◆ PROBLEM TO SOLVE
Reproduce the listing exactly and skip over any pictures.

**** RECORDS SHOWN ****

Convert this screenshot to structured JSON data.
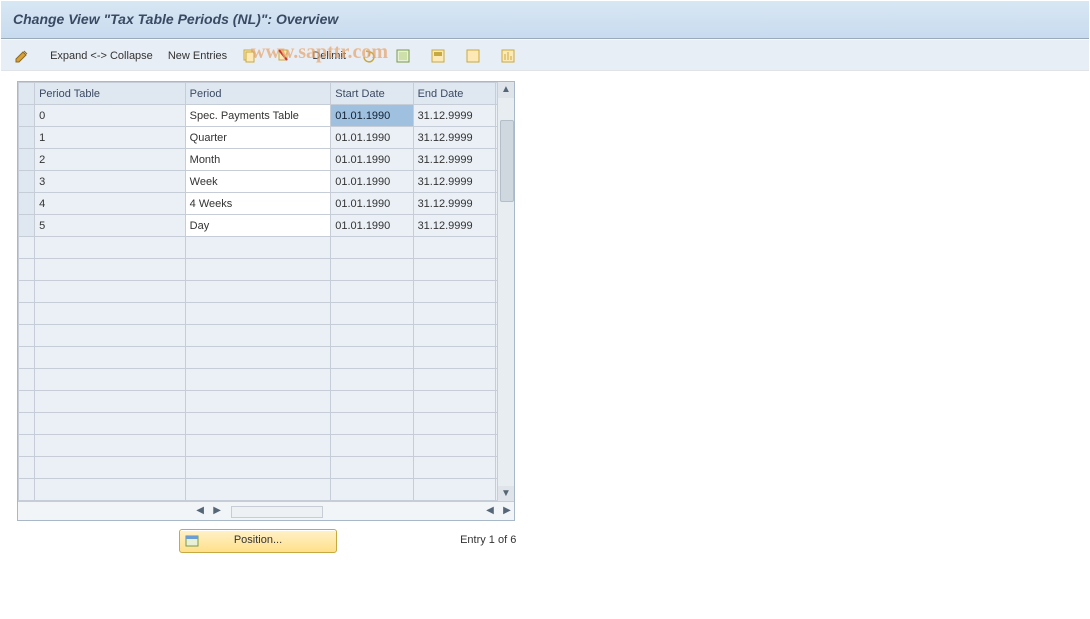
{
  "title": "Change View \"Tax Table Periods (NL)\": Overview",
  "watermark": "www.sapttr.com",
  "toolbar": {
    "expand_collapse": "Expand <-> Collapse",
    "new_entries": "New Entries",
    "delimit": "Delimit"
  },
  "columns": {
    "period_table": "Period Table",
    "period": "Period",
    "start_date": "Start Date",
    "end_date": "End Date"
  },
  "rows": [
    {
      "period_table": "0",
      "period": "Spec. Payments Table",
      "start_date": "01.01.1990",
      "end_date": "31.12.9999"
    },
    {
      "period_table": "1",
      "period": "Quarter",
      "start_date": "01.01.1990",
      "end_date": "31.12.9999"
    },
    {
      "period_table": "2",
      "period": "Month",
      "start_date": "01.01.1990",
      "end_date": "31.12.9999"
    },
    {
      "period_table": "3",
      "period": "Week",
      "start_date": "01.01.1990",
      "end_date": "31.12.9999"
    },
    {
      "period_table": "4",
      "period": "4 Weeks",
      "start_date": "01.01.1990",
      "end_date": "31.12.9999"
    },
    {
      "period_table": "5",
      "period": "Day",
      "start_date": "01.01.1990",
      "end_date": "31.12.9999"
    }
  ],
  "empty_rows": 12,
  "position_button": "Position...",
  "entry_text": "Entry 1 of 6"
}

****

◆ COMPLETED TASK
Convert this screenshot to structured JSON data.
{
  "title": "Change View \"Tax Table Periods (NL)\": Overview",
  "watermark": "www.sapttr.com",
  "toolbar": {
    "expand_collapse": "Expand <-> Collapse",
    "new_entries": "New Entries",
    "delimit": "Delimit"
  },
  "columns": {
    "period_table": "Period Table",
    "period": "Period",
    "start_date": "Start Date",
    "end_date": "End Date"
  },
  "rows": [
    {
      "period_table": "0",
      "period": "Spec. Payments Table",
      "start_date": "01.01.1990",
      "end_date": "31.12.9999"
    },
    {
      "period_table": "1",
      "period": "Quarter",
      "start_date": "01.01.1990",
      "end_date": "31.12.9999"
    },
    {
      "period_table": "2",
      "period": "Month",
      "start_date": "01.01.1990",
      "end_date": "31.12.9999"
    },
    {
      "period_table": "3",
      "period": "Week",
      "start_date": "01.01.1990",
      "end_date": "31.12.9999"
    },
    {
      "period_table": "4",
      "period": "4 Weeks",
      "start_date": "01.01.1990",
      "end_date": "31.12.9999"
    },
    {
      "period_table": "5",
      "period": "Day",
      "start_date": "01.01.1990",
      "end_date": "31.12.9999"
    }
  ],
  "empty_rows": 12,
  "position_button": "Position...",
  "entry_text": "Entry 1 of 6"
}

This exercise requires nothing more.